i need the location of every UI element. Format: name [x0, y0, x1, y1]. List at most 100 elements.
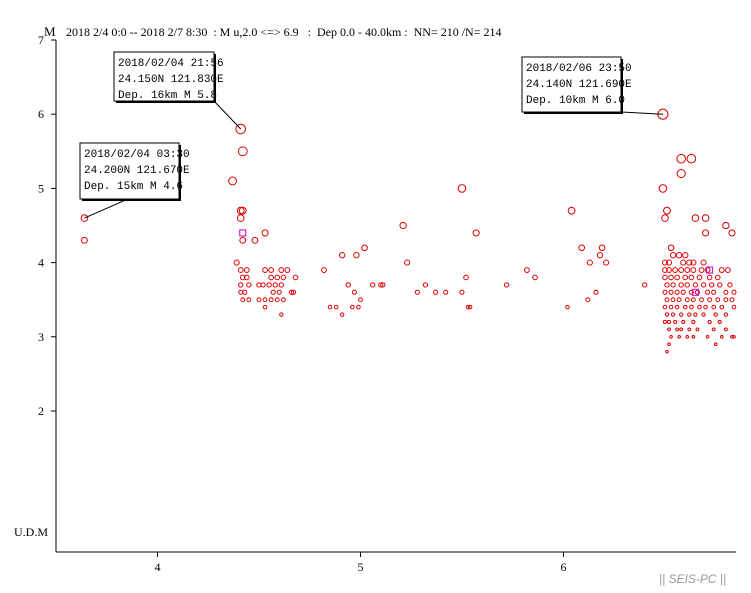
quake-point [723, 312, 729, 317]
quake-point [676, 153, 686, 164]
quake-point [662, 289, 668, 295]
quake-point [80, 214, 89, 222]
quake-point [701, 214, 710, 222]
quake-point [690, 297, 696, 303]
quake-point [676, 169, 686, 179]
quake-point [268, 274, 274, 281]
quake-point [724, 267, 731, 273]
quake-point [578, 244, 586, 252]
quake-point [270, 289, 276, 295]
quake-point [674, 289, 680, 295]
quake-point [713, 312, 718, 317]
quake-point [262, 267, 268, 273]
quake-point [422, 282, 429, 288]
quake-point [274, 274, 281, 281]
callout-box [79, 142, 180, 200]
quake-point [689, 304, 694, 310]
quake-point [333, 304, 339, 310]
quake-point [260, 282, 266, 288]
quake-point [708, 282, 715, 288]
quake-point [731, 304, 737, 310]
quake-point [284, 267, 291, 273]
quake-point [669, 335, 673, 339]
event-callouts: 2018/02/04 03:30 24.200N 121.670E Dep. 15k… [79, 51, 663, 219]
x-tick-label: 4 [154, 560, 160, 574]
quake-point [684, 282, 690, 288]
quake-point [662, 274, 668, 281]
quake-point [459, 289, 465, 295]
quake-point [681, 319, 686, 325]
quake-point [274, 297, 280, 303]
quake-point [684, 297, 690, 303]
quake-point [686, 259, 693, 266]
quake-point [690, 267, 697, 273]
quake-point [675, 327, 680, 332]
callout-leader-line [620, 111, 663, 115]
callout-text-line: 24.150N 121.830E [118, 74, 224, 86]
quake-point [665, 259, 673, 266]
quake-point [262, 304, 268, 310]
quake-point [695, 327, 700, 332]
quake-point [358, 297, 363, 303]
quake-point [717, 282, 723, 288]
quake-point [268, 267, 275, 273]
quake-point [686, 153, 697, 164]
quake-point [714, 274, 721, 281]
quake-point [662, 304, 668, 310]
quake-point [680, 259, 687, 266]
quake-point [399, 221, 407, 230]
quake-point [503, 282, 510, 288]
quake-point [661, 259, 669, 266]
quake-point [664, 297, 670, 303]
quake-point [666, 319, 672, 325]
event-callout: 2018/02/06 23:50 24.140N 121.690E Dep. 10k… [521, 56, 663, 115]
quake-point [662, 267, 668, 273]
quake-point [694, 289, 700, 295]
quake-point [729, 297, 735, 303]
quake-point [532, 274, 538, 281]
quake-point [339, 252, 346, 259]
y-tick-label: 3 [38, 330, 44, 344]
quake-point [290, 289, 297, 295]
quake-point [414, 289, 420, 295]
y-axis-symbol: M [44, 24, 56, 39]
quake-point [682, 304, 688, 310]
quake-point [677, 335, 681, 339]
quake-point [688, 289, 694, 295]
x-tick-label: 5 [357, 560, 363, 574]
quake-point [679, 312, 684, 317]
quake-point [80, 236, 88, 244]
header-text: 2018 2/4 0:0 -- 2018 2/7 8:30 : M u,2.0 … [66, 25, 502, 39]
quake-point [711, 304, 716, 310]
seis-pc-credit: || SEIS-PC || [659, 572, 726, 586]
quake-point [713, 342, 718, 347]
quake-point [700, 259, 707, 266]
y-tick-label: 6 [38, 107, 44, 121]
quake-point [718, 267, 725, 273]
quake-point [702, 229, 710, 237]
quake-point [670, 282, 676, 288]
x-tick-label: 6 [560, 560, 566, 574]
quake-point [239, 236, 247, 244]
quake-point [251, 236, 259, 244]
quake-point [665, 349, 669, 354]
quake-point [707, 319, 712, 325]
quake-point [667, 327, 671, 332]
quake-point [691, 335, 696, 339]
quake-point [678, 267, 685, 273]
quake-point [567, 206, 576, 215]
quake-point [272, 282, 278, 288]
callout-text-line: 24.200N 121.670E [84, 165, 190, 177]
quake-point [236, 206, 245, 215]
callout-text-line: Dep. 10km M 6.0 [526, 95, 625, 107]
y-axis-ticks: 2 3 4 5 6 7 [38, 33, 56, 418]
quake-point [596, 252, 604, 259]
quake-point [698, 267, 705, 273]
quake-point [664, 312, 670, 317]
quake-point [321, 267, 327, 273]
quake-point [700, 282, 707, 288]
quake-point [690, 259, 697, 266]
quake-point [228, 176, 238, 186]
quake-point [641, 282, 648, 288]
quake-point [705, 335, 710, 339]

--

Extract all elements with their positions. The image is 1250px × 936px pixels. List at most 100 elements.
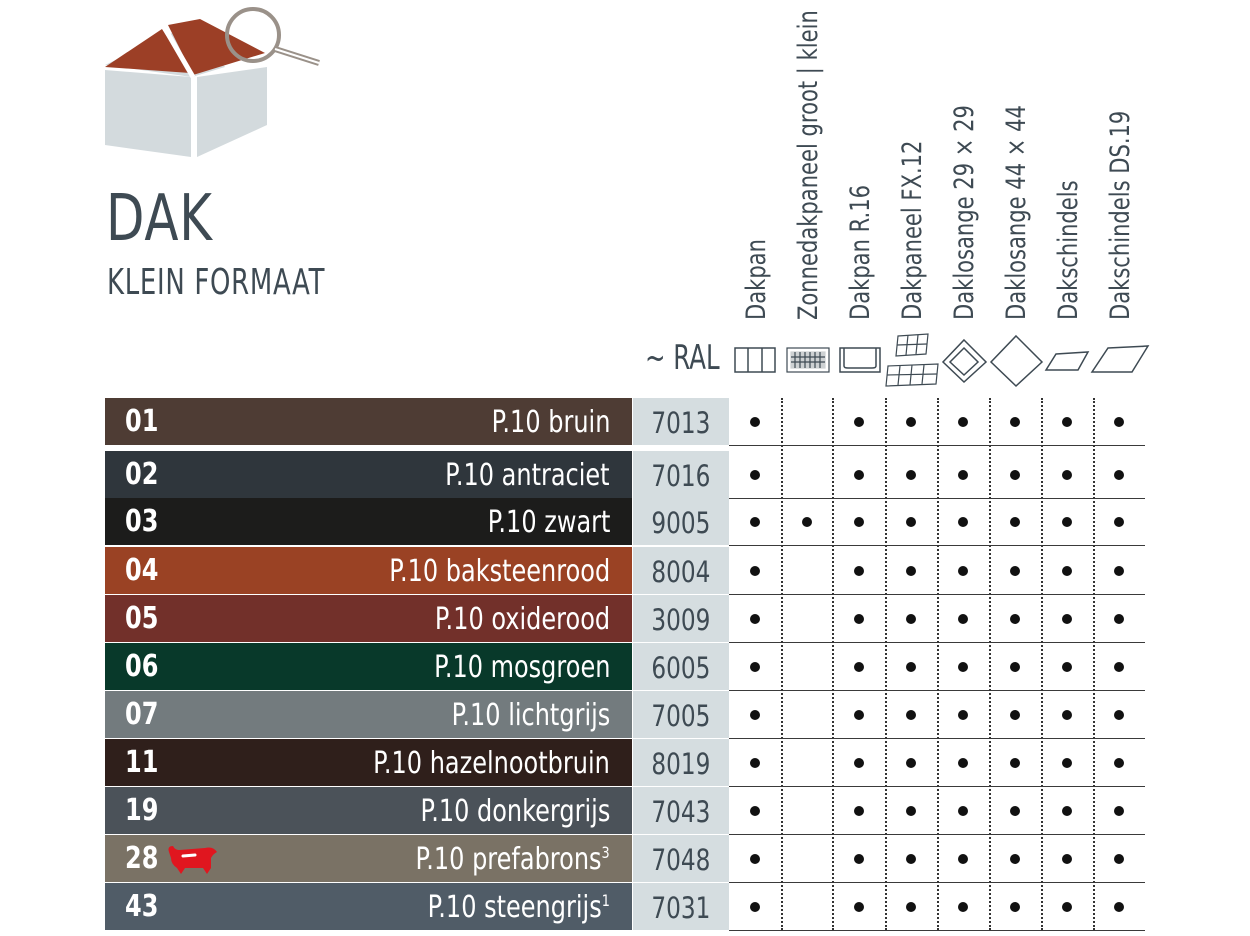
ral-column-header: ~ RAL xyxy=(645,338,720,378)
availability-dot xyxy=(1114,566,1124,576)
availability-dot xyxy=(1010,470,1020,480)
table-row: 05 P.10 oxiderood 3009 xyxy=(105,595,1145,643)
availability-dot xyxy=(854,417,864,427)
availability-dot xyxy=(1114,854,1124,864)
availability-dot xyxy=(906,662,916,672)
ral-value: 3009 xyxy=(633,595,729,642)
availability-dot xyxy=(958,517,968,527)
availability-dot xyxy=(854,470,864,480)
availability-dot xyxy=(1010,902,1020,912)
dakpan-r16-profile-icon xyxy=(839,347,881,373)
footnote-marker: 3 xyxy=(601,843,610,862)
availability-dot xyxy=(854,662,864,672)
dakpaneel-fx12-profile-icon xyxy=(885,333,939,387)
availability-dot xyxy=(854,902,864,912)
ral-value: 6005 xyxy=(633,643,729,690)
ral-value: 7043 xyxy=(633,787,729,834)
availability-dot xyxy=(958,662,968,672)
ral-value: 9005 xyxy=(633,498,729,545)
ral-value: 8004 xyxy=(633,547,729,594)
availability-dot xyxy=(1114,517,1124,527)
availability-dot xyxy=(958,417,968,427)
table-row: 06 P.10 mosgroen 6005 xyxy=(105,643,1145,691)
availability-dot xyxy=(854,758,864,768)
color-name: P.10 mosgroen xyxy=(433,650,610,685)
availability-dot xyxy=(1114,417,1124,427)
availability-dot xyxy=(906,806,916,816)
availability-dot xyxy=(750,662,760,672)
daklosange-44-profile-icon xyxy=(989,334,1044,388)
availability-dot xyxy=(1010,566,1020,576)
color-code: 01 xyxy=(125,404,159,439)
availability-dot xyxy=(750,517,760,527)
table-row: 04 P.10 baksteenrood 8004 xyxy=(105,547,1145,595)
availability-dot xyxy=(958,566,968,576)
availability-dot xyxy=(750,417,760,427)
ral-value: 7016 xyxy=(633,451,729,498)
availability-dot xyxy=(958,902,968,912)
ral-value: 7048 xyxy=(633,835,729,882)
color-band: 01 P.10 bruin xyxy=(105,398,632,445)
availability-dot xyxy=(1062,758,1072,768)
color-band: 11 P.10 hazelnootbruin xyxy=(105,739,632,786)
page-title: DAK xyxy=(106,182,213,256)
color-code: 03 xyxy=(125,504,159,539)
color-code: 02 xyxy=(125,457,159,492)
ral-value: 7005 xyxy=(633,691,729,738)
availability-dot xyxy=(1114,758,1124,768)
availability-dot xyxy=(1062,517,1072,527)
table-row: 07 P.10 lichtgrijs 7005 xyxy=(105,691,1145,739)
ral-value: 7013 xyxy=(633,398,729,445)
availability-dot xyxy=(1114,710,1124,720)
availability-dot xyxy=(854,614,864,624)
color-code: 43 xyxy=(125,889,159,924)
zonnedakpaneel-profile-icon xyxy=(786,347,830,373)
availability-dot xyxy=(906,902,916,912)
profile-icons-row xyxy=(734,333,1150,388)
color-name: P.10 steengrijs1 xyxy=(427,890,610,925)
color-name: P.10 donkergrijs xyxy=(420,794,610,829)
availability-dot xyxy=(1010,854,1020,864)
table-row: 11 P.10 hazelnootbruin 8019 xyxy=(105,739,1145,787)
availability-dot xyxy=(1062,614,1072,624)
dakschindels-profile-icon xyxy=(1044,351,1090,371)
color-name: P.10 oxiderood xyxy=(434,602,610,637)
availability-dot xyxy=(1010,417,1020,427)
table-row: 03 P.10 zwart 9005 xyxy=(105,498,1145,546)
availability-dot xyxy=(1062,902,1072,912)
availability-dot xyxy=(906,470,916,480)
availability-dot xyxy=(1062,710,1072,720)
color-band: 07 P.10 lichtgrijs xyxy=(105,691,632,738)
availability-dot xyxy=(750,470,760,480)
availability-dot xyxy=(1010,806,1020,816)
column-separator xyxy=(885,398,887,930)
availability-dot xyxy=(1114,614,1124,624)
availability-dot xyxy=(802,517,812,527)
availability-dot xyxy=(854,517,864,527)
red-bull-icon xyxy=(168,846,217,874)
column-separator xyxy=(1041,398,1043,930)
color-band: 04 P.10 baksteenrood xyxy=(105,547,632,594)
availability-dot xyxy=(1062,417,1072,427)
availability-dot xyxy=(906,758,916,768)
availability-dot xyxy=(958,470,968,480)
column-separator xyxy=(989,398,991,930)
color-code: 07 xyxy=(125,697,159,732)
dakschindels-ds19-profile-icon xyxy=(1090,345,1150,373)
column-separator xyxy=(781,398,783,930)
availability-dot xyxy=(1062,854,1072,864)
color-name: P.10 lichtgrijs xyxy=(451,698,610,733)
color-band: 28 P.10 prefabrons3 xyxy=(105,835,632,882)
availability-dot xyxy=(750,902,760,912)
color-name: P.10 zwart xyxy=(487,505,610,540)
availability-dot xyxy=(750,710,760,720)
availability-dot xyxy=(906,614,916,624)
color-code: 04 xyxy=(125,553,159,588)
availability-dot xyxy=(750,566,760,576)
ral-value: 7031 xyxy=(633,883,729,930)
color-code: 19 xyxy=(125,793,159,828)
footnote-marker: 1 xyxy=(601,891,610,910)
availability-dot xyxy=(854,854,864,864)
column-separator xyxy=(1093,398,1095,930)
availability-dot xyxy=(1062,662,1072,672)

...

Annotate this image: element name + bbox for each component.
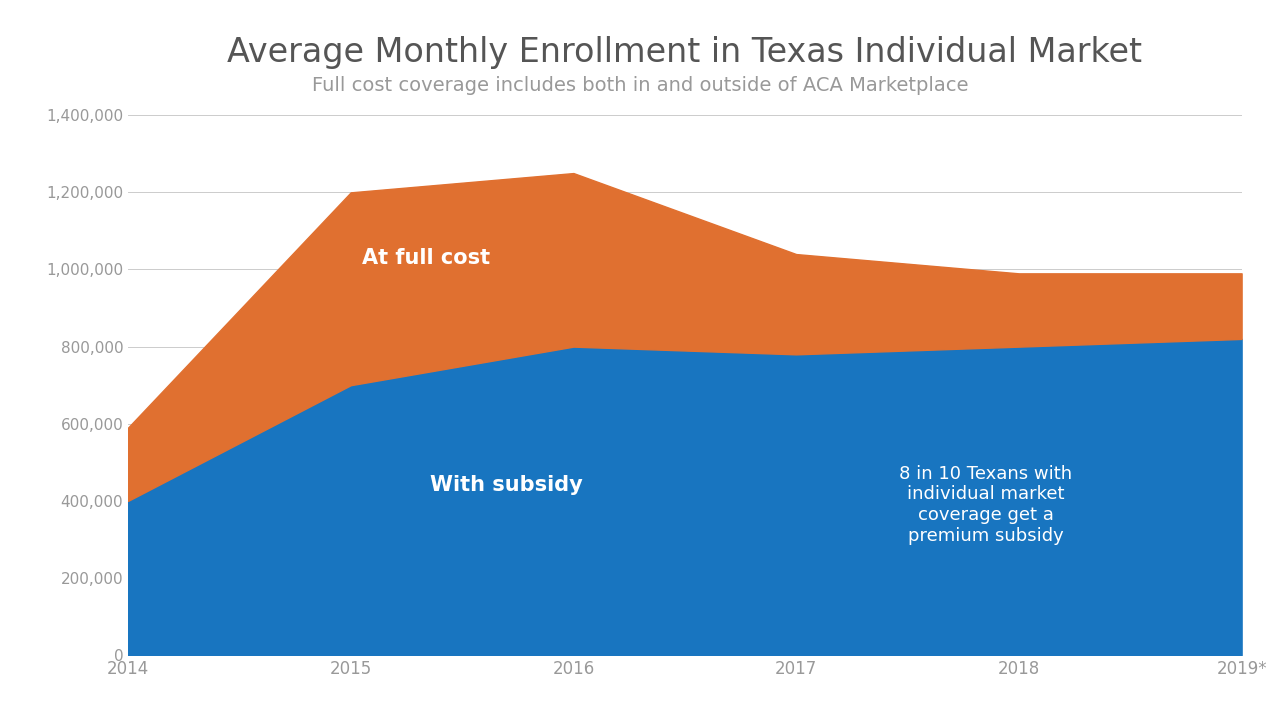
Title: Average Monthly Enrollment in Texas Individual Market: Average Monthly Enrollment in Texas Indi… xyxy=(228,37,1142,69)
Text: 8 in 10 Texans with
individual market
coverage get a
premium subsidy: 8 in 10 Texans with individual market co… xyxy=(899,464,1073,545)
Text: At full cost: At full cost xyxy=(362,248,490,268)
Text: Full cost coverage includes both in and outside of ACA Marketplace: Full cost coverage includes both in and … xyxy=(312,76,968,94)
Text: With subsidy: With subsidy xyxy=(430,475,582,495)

EXERCISE DIRECTIONS — Convert the lines starting at the one containing "ral-column-header: ~ RAL" and ending at the one containing "dakpan-r16-profile-icon xyxy=(839,347,881,373)", both included, into a JSON list of strings with one string per line and no blank lines.

TASK SOLUTION —
[
  "ral-column-header: ~ RAL xyxy=(645,338,720,378)",
  "availability-dot xyxy=(1114,566,1124,576)",
  "availability-dot xyxy=(1010,470,1020,480)",
  "table-row: 05 P.10 oxiderood 3009 xyxy=(105,595,1145,643)",
  "availability-dot xyxy=(854,417,864,427)",
  "availability-dot xyxy=(1114,854,1124,864)",
  "availability-dot xyxy=(906,662,916,672)",
  "ral-value: 3009 xyxy=(633,595,729,642)",
  "availability-dot xyxy=(958,517,968,527)",
  "availability-dot xyxy=(854,470,864,480)",
  "availability-dot xyxy=(1010,902,1020,912)",
  "dakpan-r16-profile-icon xyxy=(839,347,881,373)"
]